Here are some records; return them all exactly.

● **Information given**:
┌──

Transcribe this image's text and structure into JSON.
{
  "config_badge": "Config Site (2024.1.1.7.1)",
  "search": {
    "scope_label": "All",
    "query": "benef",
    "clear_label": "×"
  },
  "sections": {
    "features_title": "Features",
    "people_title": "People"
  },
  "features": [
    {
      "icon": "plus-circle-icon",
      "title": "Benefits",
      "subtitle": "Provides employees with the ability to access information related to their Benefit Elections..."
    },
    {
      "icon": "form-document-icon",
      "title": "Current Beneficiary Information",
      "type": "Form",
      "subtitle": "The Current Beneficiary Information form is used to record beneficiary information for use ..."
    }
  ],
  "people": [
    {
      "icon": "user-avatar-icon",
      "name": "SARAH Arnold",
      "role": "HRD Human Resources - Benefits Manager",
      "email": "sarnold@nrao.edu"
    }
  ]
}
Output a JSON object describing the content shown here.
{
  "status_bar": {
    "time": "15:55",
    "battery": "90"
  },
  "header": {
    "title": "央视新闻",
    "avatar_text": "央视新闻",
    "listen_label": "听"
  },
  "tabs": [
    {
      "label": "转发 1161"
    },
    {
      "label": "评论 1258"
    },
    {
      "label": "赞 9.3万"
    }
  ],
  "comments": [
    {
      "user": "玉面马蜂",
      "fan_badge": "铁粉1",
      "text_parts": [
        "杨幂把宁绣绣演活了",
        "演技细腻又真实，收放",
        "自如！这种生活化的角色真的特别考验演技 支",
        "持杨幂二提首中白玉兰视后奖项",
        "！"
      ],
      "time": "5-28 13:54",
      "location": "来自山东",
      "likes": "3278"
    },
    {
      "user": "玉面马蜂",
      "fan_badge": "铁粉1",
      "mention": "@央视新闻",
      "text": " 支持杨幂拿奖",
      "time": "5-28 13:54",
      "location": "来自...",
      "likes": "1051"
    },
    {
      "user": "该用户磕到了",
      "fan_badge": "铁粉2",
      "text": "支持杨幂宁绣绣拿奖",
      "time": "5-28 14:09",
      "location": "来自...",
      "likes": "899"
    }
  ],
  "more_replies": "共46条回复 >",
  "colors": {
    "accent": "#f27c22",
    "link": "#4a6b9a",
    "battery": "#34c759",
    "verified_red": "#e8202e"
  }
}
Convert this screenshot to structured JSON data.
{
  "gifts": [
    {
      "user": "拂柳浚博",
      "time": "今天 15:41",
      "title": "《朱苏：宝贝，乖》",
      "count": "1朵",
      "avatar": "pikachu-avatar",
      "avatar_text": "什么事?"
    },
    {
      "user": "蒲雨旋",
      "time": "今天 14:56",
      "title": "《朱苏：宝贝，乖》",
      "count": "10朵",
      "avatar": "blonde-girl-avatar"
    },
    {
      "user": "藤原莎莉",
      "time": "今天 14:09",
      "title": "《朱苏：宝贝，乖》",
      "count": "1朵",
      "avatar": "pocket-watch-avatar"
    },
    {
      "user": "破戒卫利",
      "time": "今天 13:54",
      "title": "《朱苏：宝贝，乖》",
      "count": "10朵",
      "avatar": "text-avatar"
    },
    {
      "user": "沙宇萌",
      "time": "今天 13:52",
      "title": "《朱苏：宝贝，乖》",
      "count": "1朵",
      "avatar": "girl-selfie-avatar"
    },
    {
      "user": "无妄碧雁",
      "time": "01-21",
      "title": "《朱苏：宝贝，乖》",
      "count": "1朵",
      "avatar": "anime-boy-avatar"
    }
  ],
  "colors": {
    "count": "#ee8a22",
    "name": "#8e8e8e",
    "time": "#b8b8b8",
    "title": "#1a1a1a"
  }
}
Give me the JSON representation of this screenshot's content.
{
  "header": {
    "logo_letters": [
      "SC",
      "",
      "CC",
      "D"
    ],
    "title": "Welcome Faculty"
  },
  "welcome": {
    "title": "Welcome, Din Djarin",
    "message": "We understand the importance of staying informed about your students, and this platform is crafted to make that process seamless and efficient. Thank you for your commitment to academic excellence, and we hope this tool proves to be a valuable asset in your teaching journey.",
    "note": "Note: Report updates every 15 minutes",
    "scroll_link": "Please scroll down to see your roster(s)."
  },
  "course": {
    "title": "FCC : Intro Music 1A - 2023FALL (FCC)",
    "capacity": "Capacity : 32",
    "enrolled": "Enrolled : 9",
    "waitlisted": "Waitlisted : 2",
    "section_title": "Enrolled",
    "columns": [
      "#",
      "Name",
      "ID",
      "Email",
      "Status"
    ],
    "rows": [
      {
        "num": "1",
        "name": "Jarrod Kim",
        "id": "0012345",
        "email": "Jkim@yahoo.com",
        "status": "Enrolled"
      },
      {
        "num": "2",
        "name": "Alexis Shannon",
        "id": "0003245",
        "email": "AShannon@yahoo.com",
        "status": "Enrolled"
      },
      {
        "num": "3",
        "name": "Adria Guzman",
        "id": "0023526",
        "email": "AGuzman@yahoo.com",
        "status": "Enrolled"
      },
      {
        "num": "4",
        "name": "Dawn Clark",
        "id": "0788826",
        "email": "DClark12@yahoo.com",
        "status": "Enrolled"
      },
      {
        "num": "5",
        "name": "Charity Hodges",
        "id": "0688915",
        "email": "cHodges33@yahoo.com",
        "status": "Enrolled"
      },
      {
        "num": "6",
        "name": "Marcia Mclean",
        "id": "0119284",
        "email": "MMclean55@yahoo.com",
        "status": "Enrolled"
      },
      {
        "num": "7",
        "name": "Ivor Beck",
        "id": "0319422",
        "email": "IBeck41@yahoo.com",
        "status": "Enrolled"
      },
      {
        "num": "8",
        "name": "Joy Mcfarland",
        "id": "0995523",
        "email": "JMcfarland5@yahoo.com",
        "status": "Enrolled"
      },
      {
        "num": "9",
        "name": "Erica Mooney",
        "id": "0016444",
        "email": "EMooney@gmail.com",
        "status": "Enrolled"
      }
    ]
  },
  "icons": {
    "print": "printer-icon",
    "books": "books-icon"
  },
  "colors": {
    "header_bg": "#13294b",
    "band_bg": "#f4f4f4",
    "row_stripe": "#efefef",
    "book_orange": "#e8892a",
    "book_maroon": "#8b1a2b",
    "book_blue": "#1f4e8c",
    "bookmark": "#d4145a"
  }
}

└──

● **Task response**:
Transcribe this image's text and structure into JSON.
{
  "config_badge": "Config Site (2024.1.1.7.1)",
  "search": {
    "scope_label": "All",
    "query": "benef",
    "clear_label": "×"
  },
  "sections": {
    "features_title": "Features",
    "people_title": "People"
  },
  "features": [
    {
      "icon": "plus-circle-icon",
      "title": "Benefits",
      "subtitle": "Provides employees with the ability to access information related to their Benefit Elections..."
    },
    {
      "icon": "form-document-icon",
      "title": "Current Beneficiary Information",
      "type": "Form",
      "subtitle": "The Current Beneficiary Information form is used to record beneficiary information for use ..."
    }
  ],
  "people": [
    {
      "icon": "user-avatar-icon",
      "name": "SARAH Arnold",
      "role": "HRD Human Resources - Benefits Manager",
      "email": "sarnold@nrao.edu"
    }
  ]
}
Output a JSON object describing the content shown here.
{
  "status_bar": {
    "time": "15:55",
    "battery": "90"
  },
  "header": {
    "title": "央视新闻",
    "avatar_text": "央视新闻",
    "listen_label": "听"
  },
  "tabs": [
    {
      "label": "转发 1161"
    },
    {
      "label": "评论 1258"
    },
    {
      "label": "赞 9.3万"
    }
  ],
  "comments": [
    {
      "user": "玉面马蜂",
      "fan_badge": "铁粉1",
      "text_parts": [
        "杨幂把宁绣绣演活了",
        "演技细腻又真实，收放",
        "自如！这种生活化的角色真的特别考验演技 支",
        "持杨幂二提首中白玉兰视后奖项",
        "！"
      ],
      "time": "5-28 13:54",
      "location": "来自山东",
      "likes": "3278"
    },
    {
      "user": "玉面马蜂",
      "fan_badge": "铁粉1",
      "mention": "@央视新闻",
      "text": " 支持杨幂拿奖",
      "time": "5-28 13:54",
      "location": "来自...",
      "likes": "1051"
    },
    {
      "user": "该用户磕到了",
      "fan_badge": "铁粉2",
      "text": "支持杨幂宁绣绣拿奖",
      "time": "5-28 14:09",
      "location": "来自...",
      "likes": "899"
    }
  ],
  "more_replies": "共46条回复 >",
  "colors": {
    "accent": "#f27c22",
    "link": "#4a6b9a",
    "battery": "#34c759",
    "verified_red": "#e8202e"
  }
}
Convert this screenshot to structured JSON data.
{
  "gifts": [
    {
      "user": "拂柳浚博",
      "time": "今天 15:41",
      "title": "《朱苏：宝贝，乖》",
      "count": "1朵",
      "avatar": "pikachu-avatar",
      "avatar_text": "什么事?"
    },
    {
      "user": "蒲雨旋",
      "time": "今天 14:56",
      "title": "《朱苏：宝贝，乖》",
      "count": "10朵",
      "avatar": "blonde-girl-avatar"
    },
    {
      "user": "藤原莎莉",
      "time": "今天 14:09",
      "title": "《朱苏：宝贝，乖》",
      "count": "1朵",
      "avatar": "pocket-watch-avatar"
    },
    {
      "user": "破戒卫利",
      "time": "今天 13:54",
      "title": "《朱苏：宝贝，乖》",
      "count": "10朵",
      "avatar": "text-avatar"
    },
    {
      "user": "沙宇萌",
      "time": "今天 13:52",
      "title": "《朱苏：宝贝，乖》",
      "count": "1朵",
      "avatar": "girl-selfie-avatar"
    },
    {
      "user": "无妄碧雁",
      "time": "01-21",
      "title": "《朱苏：宝贝，乖》",
      "count": "1朵",
      "avatar": "anime-boy-avatar"
    }
  ],
  "colors": {
    "count": "#ee8a22",
    "name": "#8e8e8e",
    "time": "#b8b8b8",
    "title": "#1a1a1a"
  }
}
Give me the JSON representation of this screenshot's content.
{
  "header": {
    "logo_letters": [
      "SC",
      "",
      "CC",
      "D"
    ],
    "title": "Welcome Faculty"
  },
  "welcome": {
    "title": "Welcome, Din Djarin",
    "message": "We understand the importance of staying informed about your students, and this platform is crafted to make that process seamless and efficient. Thank you for your commitment to academic excellence, and we hope this tool proves to be a valuable asset in your teaching journey.",
    "note": "Note: Report updates every 15 minutes",
    "scroll_link": "Please scroll down to see your roster(s)."
  },
  "course": {
    "title": "FCC : Intro Music 1A - 2023FALL (FCC)",
    "capacity": "Capacity : 32",
    "enrolled": "Enrolled : 9",
    "waitlisted": "Waitlisted : 2",
    "section_title": "Enrolled",
    "columns": [
      "#",
      "Name",
      "ID",
      "Email",
      "Status"
    ],
    "rows": [
      {
        "num": "1",
        "name": "Jarrod Kim",
        "id": "0012345",
        "email": "Jkim@yahoo.com",
        "status": "Enrolled"
      },
      {
        "num": "2",
        "name": "Alexis Shannon",
        "id": "0003245",
        "email": "AShannon@yahoo.com",
        "status": "Enrolled"
      },
      {
        "num": "3",
        "name": "Adria Guzman",
        "id": "0023526",
        "email": "AGuzman@yahoo.com",
        "status": "Enrolled"
      },
      {
        "num": "4",
        "name": "Dawn Clark",
        "id": "0788826",
        "email": "DClark12@yahoo.com",
        "status": "Enrolled"
      },
      {
        "num": "5",
        "name": "Charity Hodges",
        "id": "0688915",
        "email": "cHodges33@yahoo.com",
        "status": "Enrolled"
      },
      {
        "num": "6",
        "name": "Marcia Mclean",
        "id": "0119284",
        "email": "MMclean55@yahoo.com",
        "status": "Enrolled"
      },
      {
        "num": "7",
        "name": "Ivor Beck",
        "id": "0319422",
        "email": "IBeck41@yahoo.com",
        "status": "Enrolled"
      },
      {
        "num": "8",
        "name": "Joy Mcfarland",
        "id": "0995523",
        "email": "JMcfarland5@yahoo.com",
        "status": "Enrolled"
      },
      {
        "num": "9",
        "name": "Erica Mooney",
        "id": "0016444",
        "email": "EMooney@gmail.com",
        "status": "Enrolled"
      }
    ]
  },
  "icons": {
    "print": "printer-icon",
    "books": "books-icon"
  },
  "colors": {
    "header_bg": "#13294b",
    "band_bg": "#f4f4f4",
    "row_stripe": "#efefef",
    "book_orange": "#e8892a",
    "book_maroon": "#8b1a2b",
    "book_blue": "#1f4e8c",
    "bookmark": "#d4145a"
  }
}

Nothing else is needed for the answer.